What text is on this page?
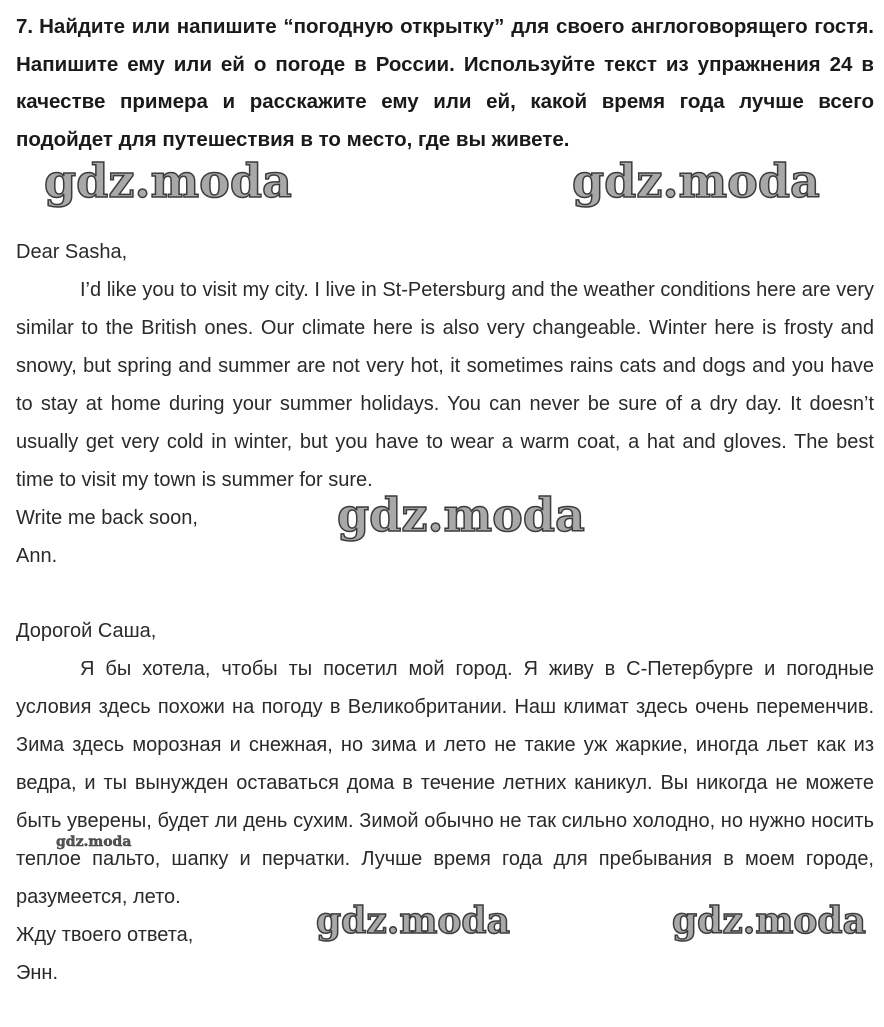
7. Найдите или напишите “погодную открытку” для своего англоговорящего гостя. Напишите ему или ей о погоде в России. Используйте текст из упражнения 24 в качестве примера и расскажите ему или ей, какой время года лучше всего подойдет для путешествия в то место, где вы живете.

Dear Sasha,

I’d like you to visit my city. I live in St-Petersburg and the weather conditions here are very similar to the British ones. Our climate here is also very changeable. Winter here is frosty and snowy, but spring and summer are not very hot, it sometimes rains cats and dogs and you have to stay at home during your summer holidays. You can never be sure of a dry day. It doesn’t usually get very cold in winter, but you have to wear a warm coat, a hat and gloves. The best time to visit my town is summer for sure.

Write me back soon,

Ann.

Дорогой Саша,

Я бы хотела, чтобы ты посетил мой город. Я живу в С-Петербурге и погодные условия здесь похожи на погоду в Великобритании. Наш климат здесь очень переменчив. Зима здесь морозная и снежная, но зима и лето не такие уж жаркие, иногда льет как из ведра, и ты вынужден оставаться дома в течение летних каникул. Вы никогда не можете быть уверены, будет ли день сухим. Зимой обычно не так сильно холодно, но нужно носить теплое пальто, шапку и перчатки. Лучше время года для пребывания в моем городе, разумеется, лето.

Жду твоего ответа,

Энн.

gdz.moda	gdz.moda
gdz.moda
gdz.moda
gdz.moda	gdz.moda
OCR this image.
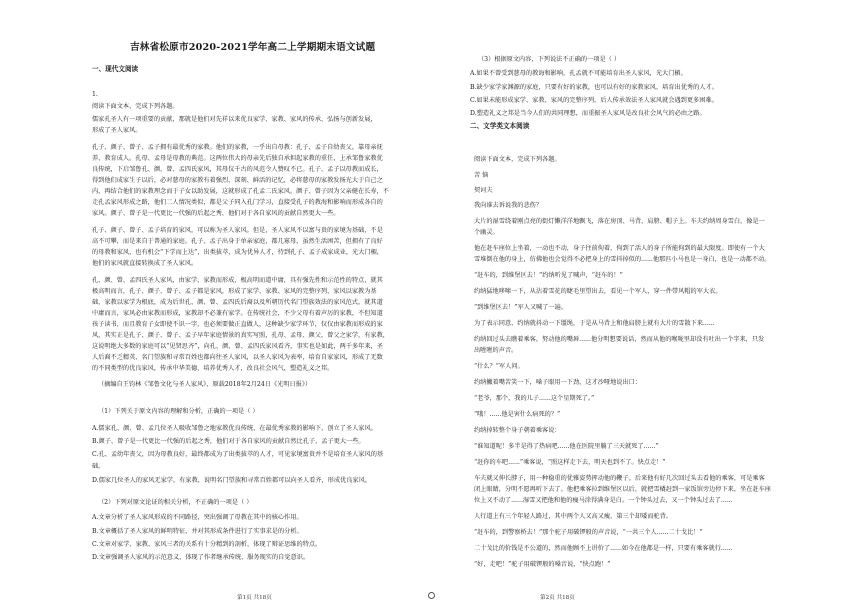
吉林省松原市2020-2021学年高二上学期期末语文试题
一、现代文阅读
1.
阅读下面文本，完成下列各题。
儒家孔圣人有一项重要的贡献，那就是他们对先祥以来优良家学、家教、家风的传承、弘扬与创新发展，
形成了圣人家风。
孔子、颜子、曾子、孟子拥有最优秀的家教。他们的家教，一乎出自母教：孔子、孟子自幼丧父，靠母亲抚
养、教育成人。孔母、孟母是母教的典范。这两位伟大的母亲先后独自承担起家教的重任，上承邹鲁家教优
良传统，下启邹鲁孔、颜、曾、孟四氏家风，其母仪千古的风范令人赞叹不已。孔子、孟子以母教而成长，
得到他们成家生子以后，必对慈母的家教有着强烈、深刻、鲜活的记忆，必将慈母的家教发扬光大于自己之
内，再结合他们的家教理念而于子女以助发展，这就形成了孔孟二氏家风。颜子、曾子因为父亲健在长寿，不
走孔孟家风形成之路，他们二人情况类似，都是父子同入孔门学习，直接受孔子的教海和影响而形成各自的
家风。颜子、曾子是一代更比一代强的后起之秀，他们对于各自家风的贡献自然更大一些。
孔子、颜子、曾子、孟子培育的家风，可以称为圣人家风。但是，圣人家风不以富与贵的家境为基础，不是
高不可攀，而是来自于普通的家庭。孔子、孟子出身于单亲家庭，都几寡母，虽然生活困苦，但拥有了良好
的母教和家风，也有机会“下学而上达”，出类拔萃，成为优异人才，待到孔子、孟子成家成业，光大门楣，
他们的家风就直接转换成了圣人家风。
孔、颜、曾、孟四氏圣人家风，由家学、家教而形成，极高明而道中庸，具有强先性和示范性的特点，就其
极高明而言，孔子、颜子、曾子、孟子都是家风，形成了家学、家教、家风的完整序列，家风以家教为基
础，家教以家学为根底，成为后世孔、颜、曾、孟四氏后裔以及所朝历代名门望族效法的家风范式。就其道
中庸而言，家风必由家教而形成，家教却不必兼有家学。在传统社会，不少父母有着声厉的家教，不但知道
孩子读书，而且教育子女即使不识一字，也必须要做正直做人，这种缺少家学环节，仅仅由家教而形成的家
风，其实正是孔子、颜子、曾子、孟子早年家庭情景的真实写照，孔母、孟母、颜父、曾父之家学，有家教，
这说明绝大多数的家庭可以“见贤思齐”，向孔、颜、曾、孟四氏家风看齐，事实也是如此，两千多年来，圣
人后裔不乏精英、名门望族和寻常百姓也都向往圣人家风，以圣人家风为表率，培育自家家风，形成了无数
的不同类型的优良家风，传承中华美德，培养优秀人才，改良社会风气，塑造礼义之邦。
（摘编自王钧林《邹鲁文化与圣人家风》，原载2018年2月24日《光明日报》）
（1）下列关于原文内容的理解和分析，正确的一项是（ ）
A.儒家孔、颜、曾、孟几位圣人吸收邹鲁之地家教优良传统，在最优秀家教的影响下，创立了圣人家风。
B.颜子、曾子是一代更比一代强的后起之秀，他们对于各自家风的贡献自然比孔子、孟子更大一些。
C.孔、孟幼年丧父，因为母教良好，最终都成为了出类拔萃的人才，可见家境富贵并不是培育圣人家风的基
础。
D.儒家几位圣人的家风无家学，有家教，说明名门望族和寻常百姓都可以向圣人看齐，形成优良家风。
（2）下列对原文论证的相关分析，不正确的一项是（ ）
A.文章分析了圣人家风形成的不同路径，突出强调了母教在其中的核心作用。
B.文章概括了圣人家风的鲜明特征，并对其形成条件进行了实事求是的分析。
C.文章对家学、家教、家风三者的关系有十分精到的剖析，体现了辩证思维的特点。
D.文章强调圣人家风的示范意义，体现了作者继承传统、服务现实的自觉意识。
（3）根据原文内容，下列说法不正确的一项是（ ）
A.如果不曾受到慈母的教诲和影响，孔孟就不可能培育出圣人家风，光大门楣。
B.缺少家学家渊源的家庭，只要有好的家教，也可以有好的家教家风，培育出优秀的人才。
C.如果未能形成家学、家教、家风的完整序列，后人传承效法圣人家风就会遇到更多困难。
D.塑造礼义之邦是当今人们的共同理想，而重振圣人家风是改良社会风气的必由之路。
二、文学类文本阅读
阅读下面文本，完成下列各题。
苦 恼
契诃夫
我向谁去诉说我的悲伤？
大片的湿雪绕着刚点亮的街灯懒洋洋地飘飞，落在房顶、马背、肩膀、帽子上。车夫约纳周身雪白，像是一
个幽灵。
他在赶车座位上坐着，一动也不动，身子往前佝着，佝到了活人的身子所能佝到的最大限度。即使有一个大
雪堆倒在他的身上，仿佛他也会觉得不必把身上的雪抖掉似的......他那匹小马也是一身白，也是一动都不动。
“赶车的，到维堡区去！”约纳听见了喊声，“赶车的！”
约纳猛地哆嗦一下，从沾着雪花的睫毛里望出去，看见一个军人，穿一件带风帽的军大衣。
“到维堡区去！”军人又喊了一遍。
为了表示同意，约纳就抖动一下缰绳，于是从马背上和他肩膀上就有大片的雪散下来......
约纳回过头去瞧着乘客，努动他的嘴唇......他分明想要说话，然而从他的喉咙里却没有吐出一个字来，只发
出咝咝的声音。
“什么？”军人问。
约纳撇着嘴苦笑一下，嗓子眼用一下劲，这才沙哑地说出口：
“老爷，那个，我的儿子......这个星期死了。”
“哦！......他是害什么病死的？”
约纳掉转整个身子朝着乘客说：
“谁知道呢！多半是得了热病吧......他在医院里躺了三天就死了......”
“赶你的车吧......”乘客说，“照这样走下去，明天也到不了。快点走！”
车夫就又伸长脖子，用一种稳重的优雅姿势挥动他的鞭子。后来他有好几次回过头去看他的乘客，可是乘客
闭上眼睛，分明不愿再听下去了。他把乘客拉到维堡区以后，就把雪橇赶到一家饭馆旁边停下来，坐在赶车座
位上又不动了......湿雪又把他和他的瘦马涂得满身是白。一个钟头过去，又一个钟头过去了......
人行道上有三个年轻人路过，其中两个人又高又瘦，第三个却矮而驼背。
“赶车的，到警察桥去！”那个驼子用破锣般的声音说，“一共三个人......二十戈比！”
二十戈比的价钱是不公道的，然而他顾不上讲价了......如今在他都是一样，只要有乘客就行......
“好，走吧！”驼子用破锣般的嗓音说，“快点跑！”
第1页 共18页	第2页 共18页
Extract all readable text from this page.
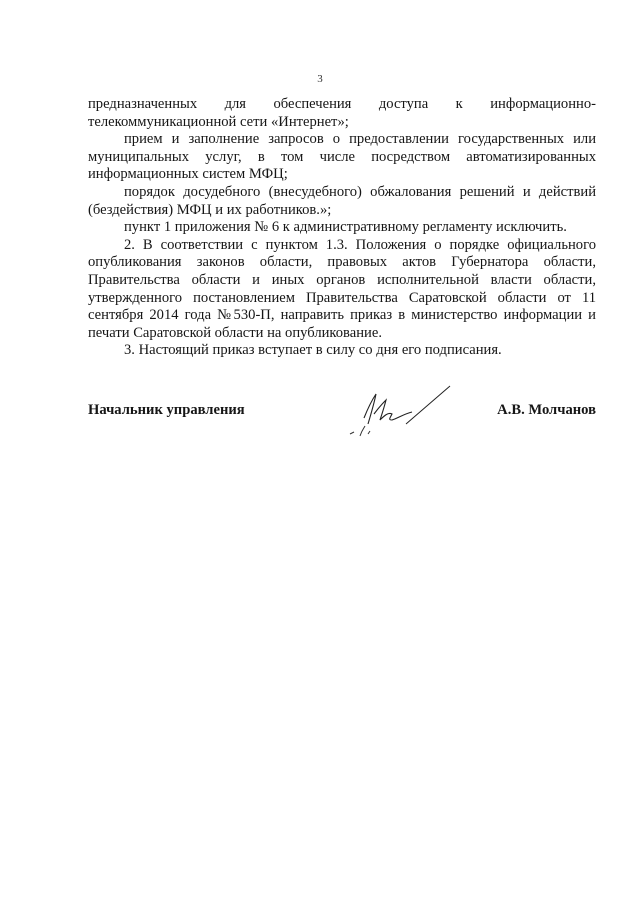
3

предназначенных для обеспечения доступа к информационно-телекоммуникационной сети «Интернет»;

прием и заполнение запросов о предоставлении государственных или муниципальных услуг, в том числе посредством автоматизированных информационных систем МФЦ;

порядок досудебного (внесудебного) обжалования решений и действий (бездействия) МФЦ и их работников.»;

пункт 1 приложения № 6 к административному регламенту исключить.

2. В соответствии с пунктом 1.3. Положения о порядке официального опубликования законов области, правовых актов Губернатора области, Правительства области и иных органов исполнительной власти области, утвержденного постановлением Правительства Саратовской области от 11 сентября 2014 года №530-П, направить приказ в министерство информации и печати Саратовской области на опубликование.

3. Настоящий приказ вступает в силу со дня его подписания.

Начальник управления	А.В. Молчанов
|---|
REQUIREMENTS: Set down nothing but the lines from the one containing "Extract all readable text from this page." to the final line above, both included, with every picture left out.

FINISHED EXERCISE:
Extract all readable text from this page.
3

предназначенных для обеспечения доступа к информационно-телекоммуникационной сети «Интернет»;

прием и заполнение запросов о предоставлении государственных или муниципальных услуг, в том числе посредством автоматизированных информационных систем МФЦ;

порядок досудебного (внесудебного) обжалования решений и действий (бездействия) МФЦ и их работников.»;

пункт 1 приложения № 6 к административному регламенту исключить.

2. В соответствии с пунктом 1.3. Положения о порядке официального опубликования законов области, правовых актов Губернатора области, Правительства области и иных органов исполнительной власти области, утвержденного постановлением Правительства Саратовской области от 11 сентября 2014 года №530-П, направить приказ в министерство информации и печати Саратовской области на опубликование.

3. Настоящий приказ вступает в силу со дня его подписания.

Начальник управления	А.В. Молчанов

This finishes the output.